## [PROBLEM STATEMENT]
Lines containing the word "responsibility" are to be located and copied.

-*-

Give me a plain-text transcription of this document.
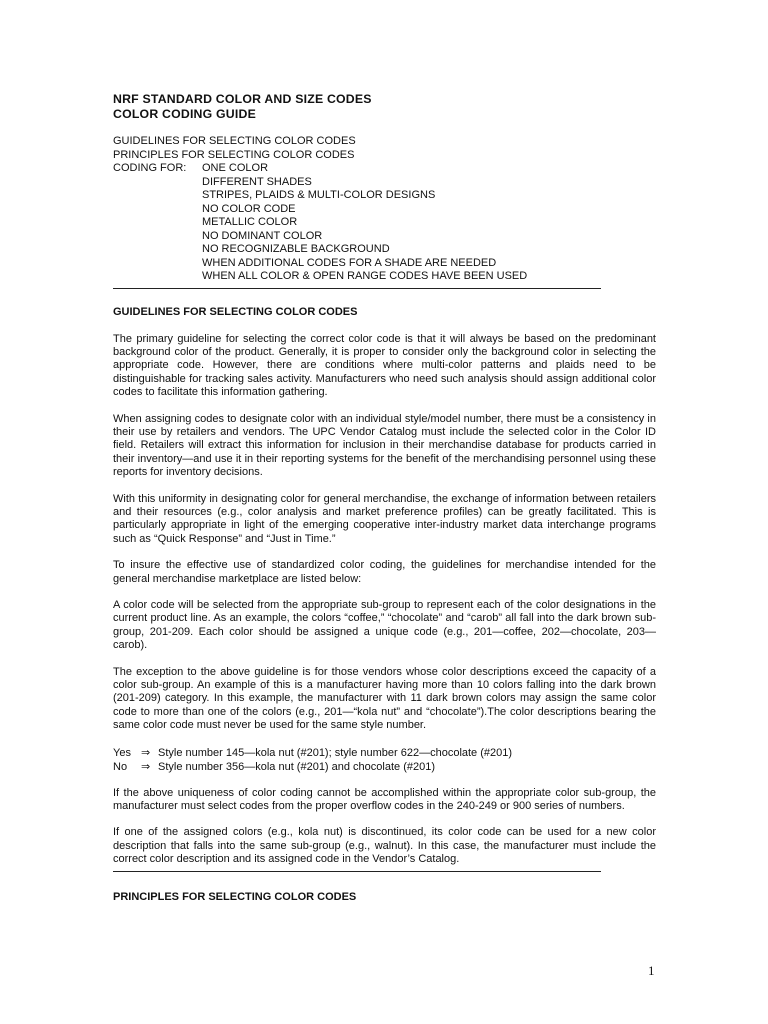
NRF STANDARD COLOR AND SIZE CODES
COLOR CODING GUIDE
GUIDELINES FOR SELECTING COLOR CODES
PRINCIPLES FOR SELECTING COLOR CODES
CODING FOR:	ONE COLOR
DIFFERENT SHADES
STRIPES, PLAIDS & MULTI-COLOR DESIGNS
NO COLOR CODE
METALLIC COLOR
NO DOMINANT COLOR
NO RECOGNIZABLE BACKGROUND
WHEN ADDITIONAL CODES FOR A SHADE ARE NEEDED
WHEN ALL COLOR & OPEN RANGE CODES HAVE BEEN USED
GUIDELINES FOR SELECTING COLOR CODES

The primary guideline for selecting the correct color code is that it will always be based on the predominant background color of the product. Generally, it is proper to consider only the background color in selecting the appropriate code. However, there are conditions where multi-color patterns and plaids need to be distinguishable for tracking sales activity. Manufacturers who need such analysis should assign additional color codes to facilitate this information gathering.

When assigning codes to designate color with an individual style/model number, there must be a consistency in their use by retailers and vendors. The UPC Vendor Catalog must include the selected color in the Color ID field. Retailers will extract this information for inclusion in their merchandise database for products carried in their inventory—and use it in their reporting systems for the benefit of the merchandising personnel using these reports for inventory decisions.

With this uniformity in designating color for general merchandise, the exchange of information between retailers and their resources (e.g., color analysis and market preference profiles) can be greatly facilitated. This is particularly appropriate in light of the emerging cooperative inter-industry market data interchange programs such as “Quick Response” and “Just in Time.”

To insure the effective use of standardized color coding, the guidelines for merchandise intended for the general merchandise marketplace are listed below:

A color code will be selected from the appropriate sub-group to represent each of the color designations in the current product line. As an example, the colors “coffee,” “chocolate” and “carob” all fall into the dark brown sub-group, 201-209. Each color should be assigned a unique code (e.g., 201—coffee, 202—chocolate, 203—carob).

The exception to the above guideline is for those vendors whose color descriptions exceed the capacity of a color sub-group. An example of this is a manufacturer having more than 10 colors falling into the dark brown (201-209) category. In this example, the manufacturer with 11 dark brown colors may assign the same color code to more than one of the colors (e.g., 201—“kola nut” and “chocolate”).The color descriptions bearing the same color code must never be used for the same style number.

Yes ⇒ Style number 145—kola nut (#201); style number 622—chocolate (#201)
No	⇒ Style number 356—kola nut (#201) and chocolate (#201)

If the above uniqueness of color coding cannot be accomplished within the appropriate color sub-group, the manufacturer must select codes from the proper overflow codes in the 240-249 or 900 series of numbers.

If one of the assigned colors (e.g., kola nut) is discontinued, its color code can be used for a new color description that falls into the same sub-group (e.g., walnut). In this case, the manufacturer must include the correct color description and its assigned code in the Vendor’s Catalog.

PRINCIPLES FOR SELECTING COLOR CODES
1
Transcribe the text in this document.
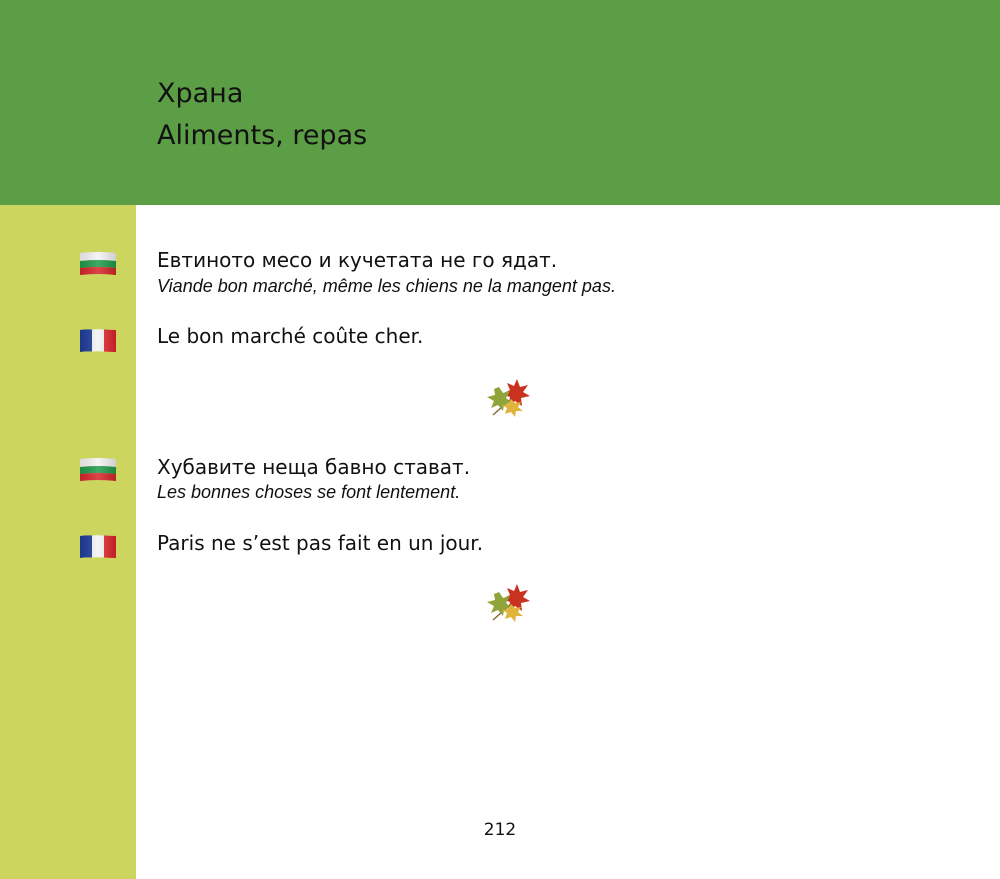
Храна
Aliments, repas
Евтиното месо и кучетата не го ядат.
Viande bon marché, même les chiens ne la mangent pas.
Le bon marché coûte cher.
Хубавите неща бавно стават.
Les bonnes choses se font lentement.
Paris ne s’est pas fait en un jour.
212
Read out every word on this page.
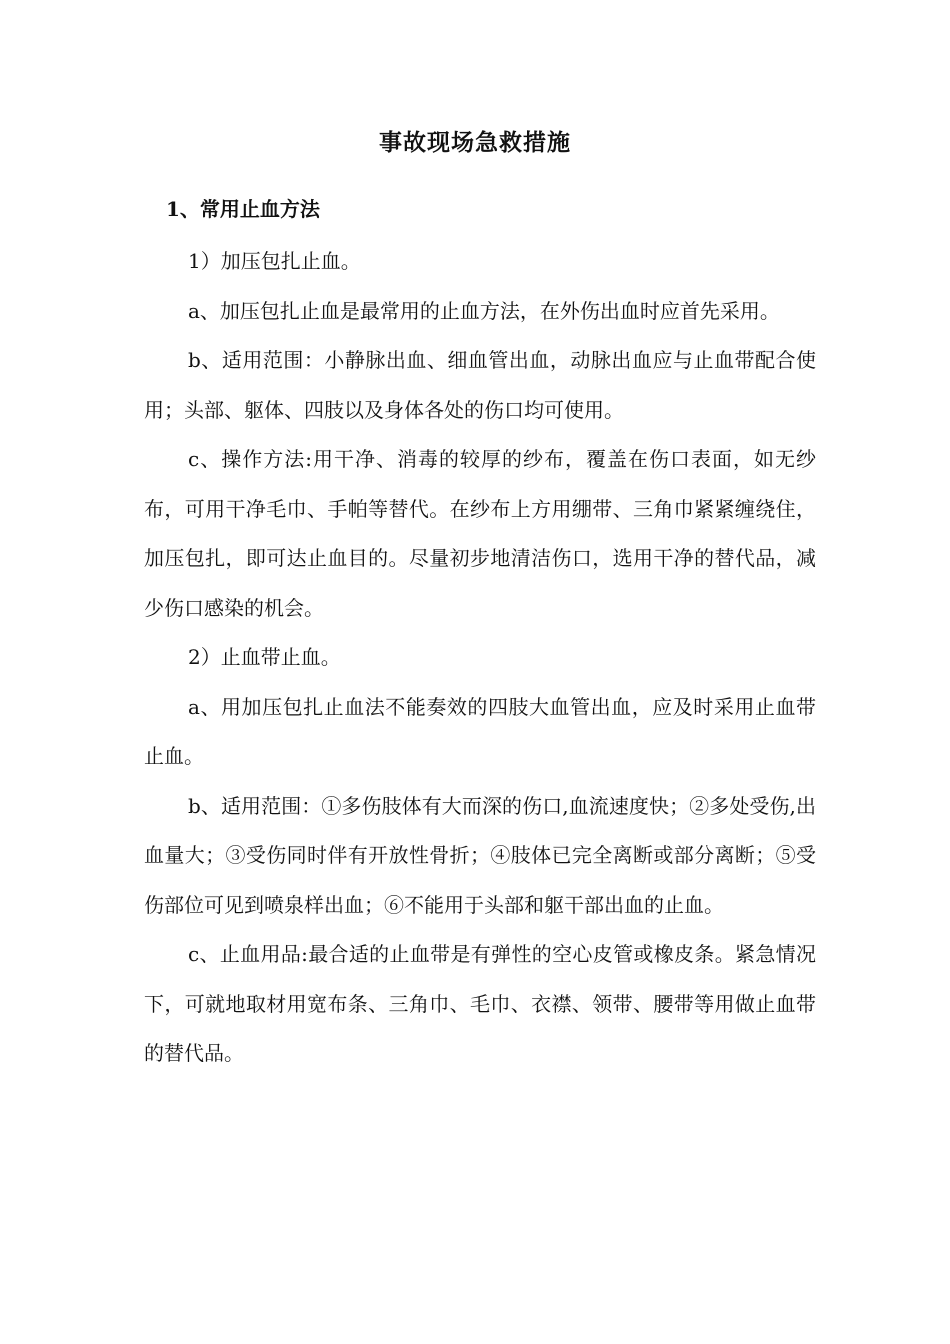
事故现场急救措施
1、常用止血方法

1）加压包扎止血。

a、加压包扎止血是最常用的止血方法，在外伤出血时应首先采用。

b、适用范围：小静脉出血、细血管出血，动脉出血应与止血带配合使用；头部、躯体、四肢以及身体各处的伤口均可使用。

c、操作方法:用干净、消毒的较厚的纱布，覆盖在伤口表面，如无纱布，可用干净毛巾、手帕等替代。在纱布上方用绷带、三角巾紧紧缠绕住，加压包扎，即可达止血目的。尽量初步地清洁伤口，选用干净的替代品，减少伤口感染的机会。

2）止血带止血。

a、用加压包扎止血法不能奏效的四肢大血管出血，应及时采用止血带止血。

b、适用范围：①多伤肢体有大而深的伤口,血流速度快；②多处受伤,出血量大；③受伤同时伴有开放性骨折；④肢体已完全离断或部分离断；⑤受伤部位可见到喷泉样出血；⑥不能用于头部和躯干部出血的止血。

c、止血用品:最合适的止血带是有弹性的空心皮管或橡皮条。紧急情况下，可就地取材用宽布条、三角巾、毛巾、衣襟、领带、腰带等用做止血带的替代品。
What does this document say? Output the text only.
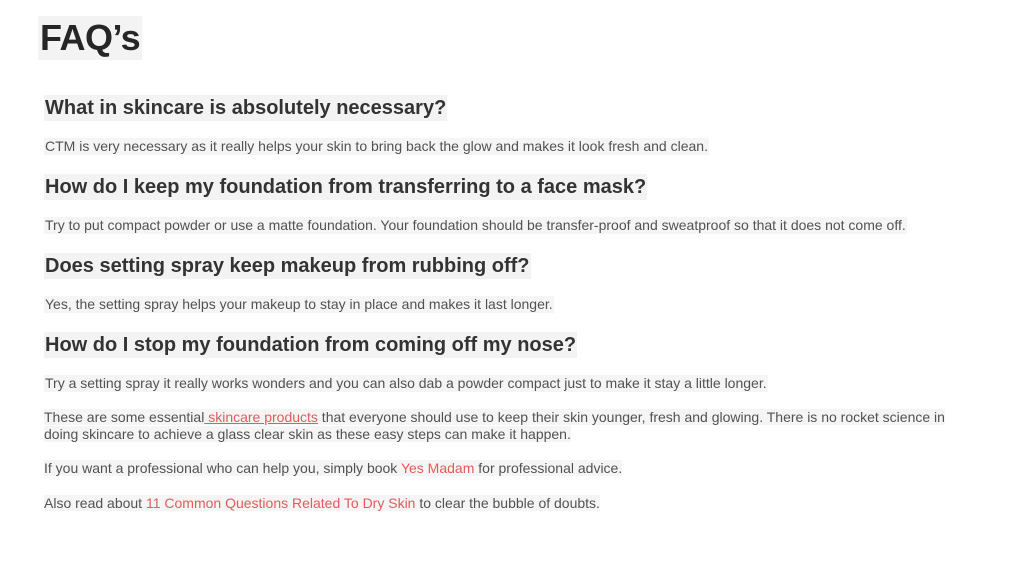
FAQ’s
What in skincare is absolutely necessary?

CTM is very necessary as it really helps your skin to bring back the glow and makes it look fresh and clean.

How do I keep my foundation from transferring to a face mask?

Try to put compact powder or use a matte foundation. Your foundation should be transfer-proof and sweatproof so that it does not come off.

Does setting spray keep makeup from rubbing off?

Yes, the setting spray helps your makeup to stay in place and makes it last longer.

How do I stop my foundation from coming off my nose?

Try a setting spray it really works wonders and you can also dab a powder compact just to make it stay a little longer.

These are some essential skincare products that everyone should use to keep their skin younger, fresh and glowing. There is no rocket science in doing skincare to achieve a glass clear skin as these easy steps can make it happen.

If you want a professional who can help you, simply book Yes Madam for professional advice.

Also read about 11 Common Questions Related To Dry Skin to clear the bubble of doubts.
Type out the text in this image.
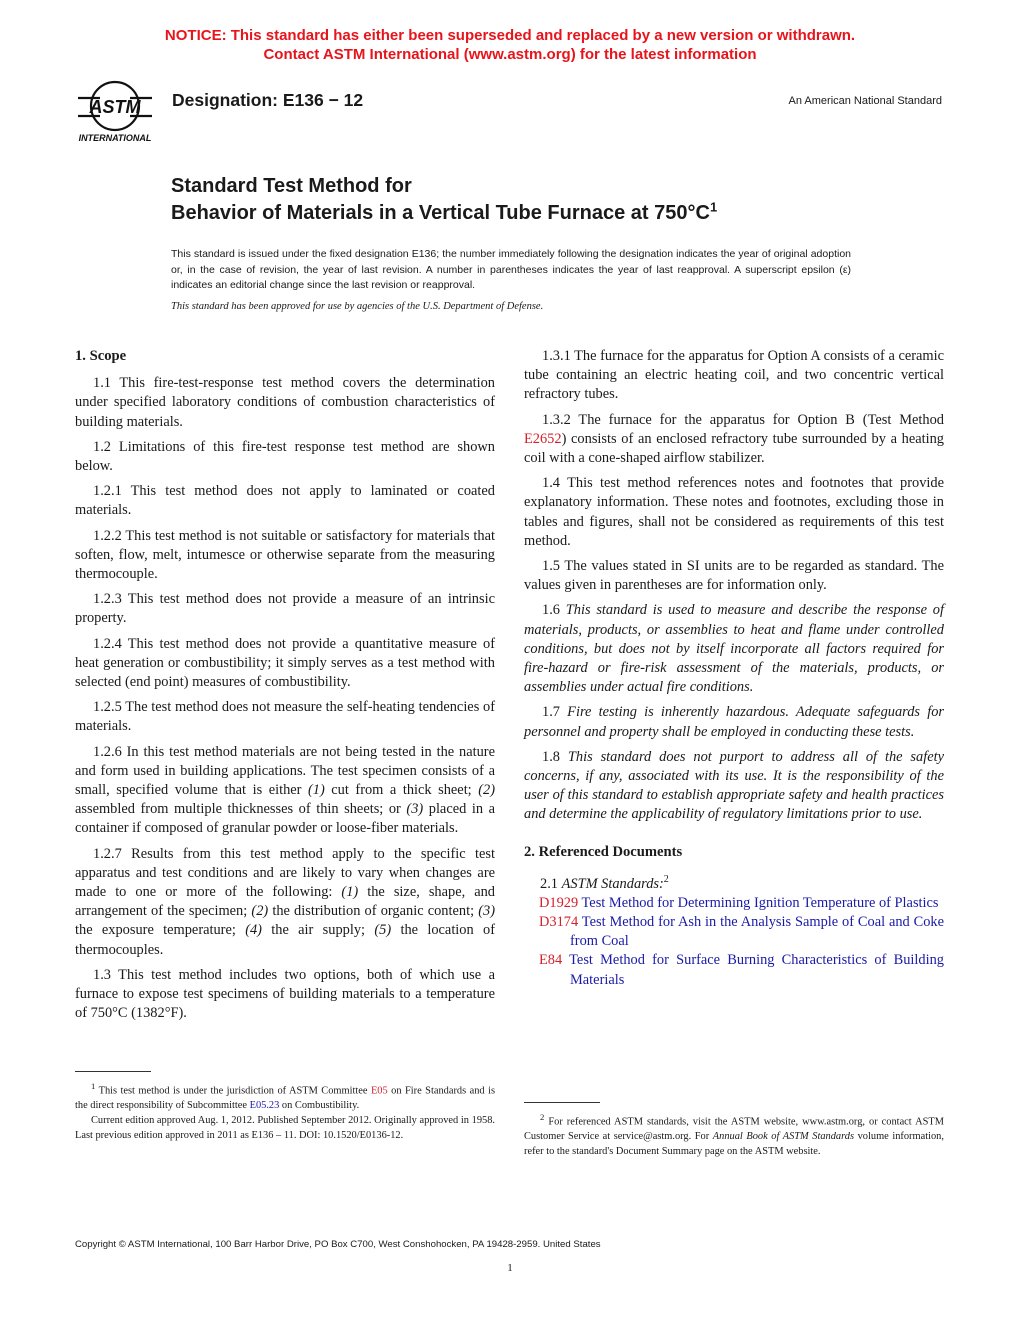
NOTICE: This standard has either been superseded and replaced by a new version or withdrawn.
Contact ASTM International (www.astm.org) for the latest information
ASTM
INTERNATIONAL
Designation: E136 − 12	An American National Standard
Standard Test Method for
Behavior of Materials in a Vertical Tube Furnace at $750^\circ C^1$
This standard is issued under the fixed designation E136; the number immediately following the designation indicates the year of original adoption or, in the case of revision, the year of last revision. A number in parentheses indicates the year of last reapproval. A superscript epsilon (ε) indicates an editorial change since the last revision or reapproval.
This standard has been approved for use by agencies of the U.S. Department of Defense.
1. Scope

1.1 This fire-test-response test method covers the determination under specified laboratory conditions of combustion characteristics of building materials.

1.2 Limitations of this fire-test response test method are shown below.

1.2.1 This test method does not apply to laminated or coated materials.

1.2.2 This test method is not suitable or satisfactory for materials that soften, flow, melt, intumesce or otherwise separate from the measuring thermocouple.

1.2.3 This test method does not provide a measure of an intrinsic property.

1.2.4 This test method does not provide a quantitative measure of heat generation or combustibility; it simply serves as a test method with selected (end point) measures of combustibility.

1.2.5 The test method does not measure the self-heating tendencies of materials.

1.2.6 In this test method materials are not being tested in the nature and form used in building applications. The test specimen consists of a small, specified volume that is either (1) cut from a thick sheet; (2) assembled from multiple thicknesses of thin sheets; or (3) placed in a container if composed of granular powder or loose-fiber materials.

1.2.7 Results from this test method apply to the specific test apparatus and test conditions and are likely to vary when changes are made to one or more of the following: (1) the size, shape, and arrangement of the specimen; (2) the distribution of organic content; (3) the exposure temperature; (4) the air supply; (5) the location of thermocouples.

1.3 This test method includes two options, both of which use a furnace to expose test specimens of building materials to a temperature of 750°C (1382°F).

1.3.1 The furnace for the apparatus for Option A consists of a ceramic tube containing an electric heating coil, and two concentric vertical refractory tubes.

1.3.2 The furnace for the apparatus for Option B (Test Method E2652) consists of an enclosed refractory tube surrounded by a heating coil with a cone-shaped airflow stabilizer.

1.4 This test method references notes and footnotes that provide explanatory information. These notes and footnotes, excluding those in tables and figures, shall not be considered as requirements of this test method.

1.5 The values stated in SI units are to be regarded as standard. The values given in parentheses are for information only.

1.6 This standard is used to measure and describe the response of materials, products, or assemblies to heat and flame under controlled conditions, but does not by itself incorporate all factors required for fire-hazard or fire-risk assessment of the materials, products, or assemblies under actual fire conditions.

1.7 Fire testing is inherently hazardous. Adequate safeguards for personnel and property shall be employed in conducting these tests.

1.8 This standard does not purport to address all of the safety concerns, if any, associated with its use. It is the responsibility of the user of this standard to establish appropriate safety and health practices and determine the applicability of regulatory limitations prior to use.

2. Referenced Documents

2.1 ASTM Standards:$^2$

D1929 Test Method for Determining Ignition Temperature of Plastics
D3174 Test Method for Ash in the Analysis Sample of Coal and Coke from Coal
E84 Test Method for Surface Burning Characteristics of Building Materials

$^1$ This test method is under the jurisdiction of ASTM Committee E05 on Fire Standards and is the direct responsibility of Subcommittee E05.23 on Combustibility.

Current edition approved Aug. 1, 2012. Published September 2012. Originally approved in 1958. Last previous edition approved in 2011 as E136 – 11. DOI: 10.1520/E0136-12.

$^2$ For referenced ASTM standards, visit the ASTM website, www.astm.org, or contact ASTM Customer Service at service@astm.org. For Annual Book of ASTM Standards volume information, refer to the standard's Document Summary page on the ASTM website.

Copyright © ASTM International, 100 Barr Harbor Drive, PO Box C700, West Conshohocken, PA 19428-2959. United States
1
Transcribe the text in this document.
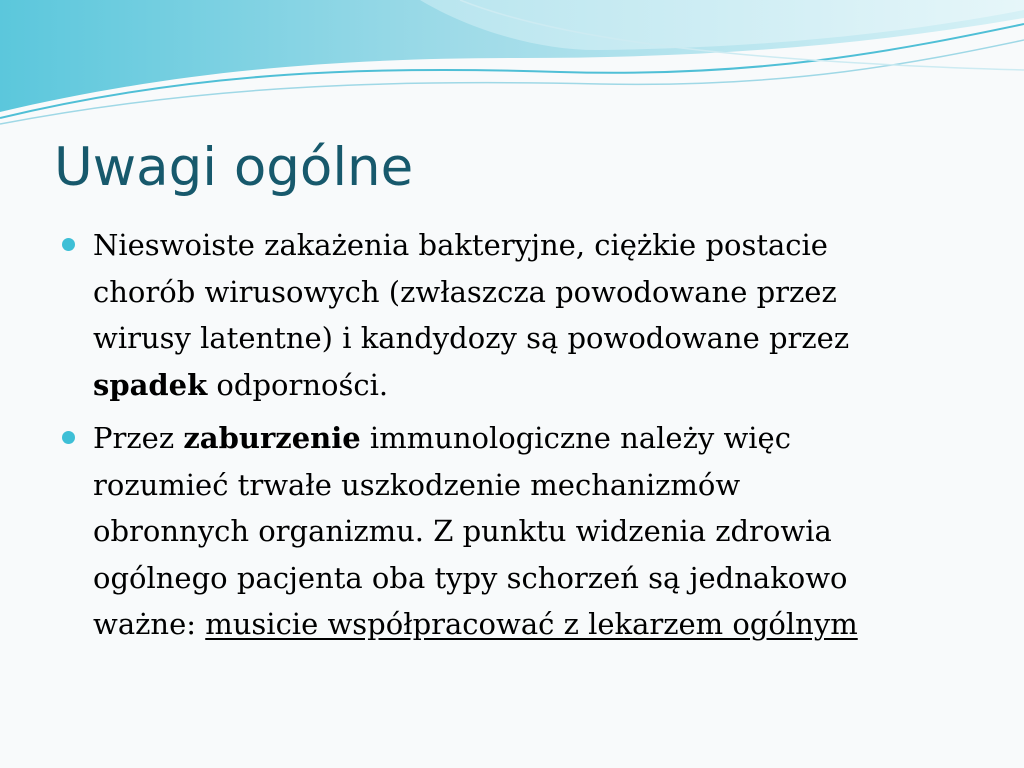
Uwagi ogólne
Nieswoiste zakażenia bakteryjne, ciężkie postacie
chorób wirusowych (zwłaszcza powodowane przez
wirusy latentne) i kandydozy są powodowane przez
spadek odporności.
Przez zaburzenie immunologiczne należy więc
rozumieć trwałe uszkodzenie mechanizmów
obronnych organizmu. Z punktu widzenia zdrowia
ogólnego pacjenta oba typy schorzeń są jednakowo
ważne: musicie współpracować z lekarzem ogólnym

-*-

## [FINAL RESULT]
1.8 This standard does not purport to address all of the safety concerns, if any, associated with its use. It is the responsibility of the user of this standard to establish appropriate safety and health practices and determine the applicability of regulatory limitations prior to use.
$^1$ This test method is under the jurisdiction of ASTM Committee E05 on Fire Standards and is the direct responsibility of Subcommittee E05.23 on Combustibility.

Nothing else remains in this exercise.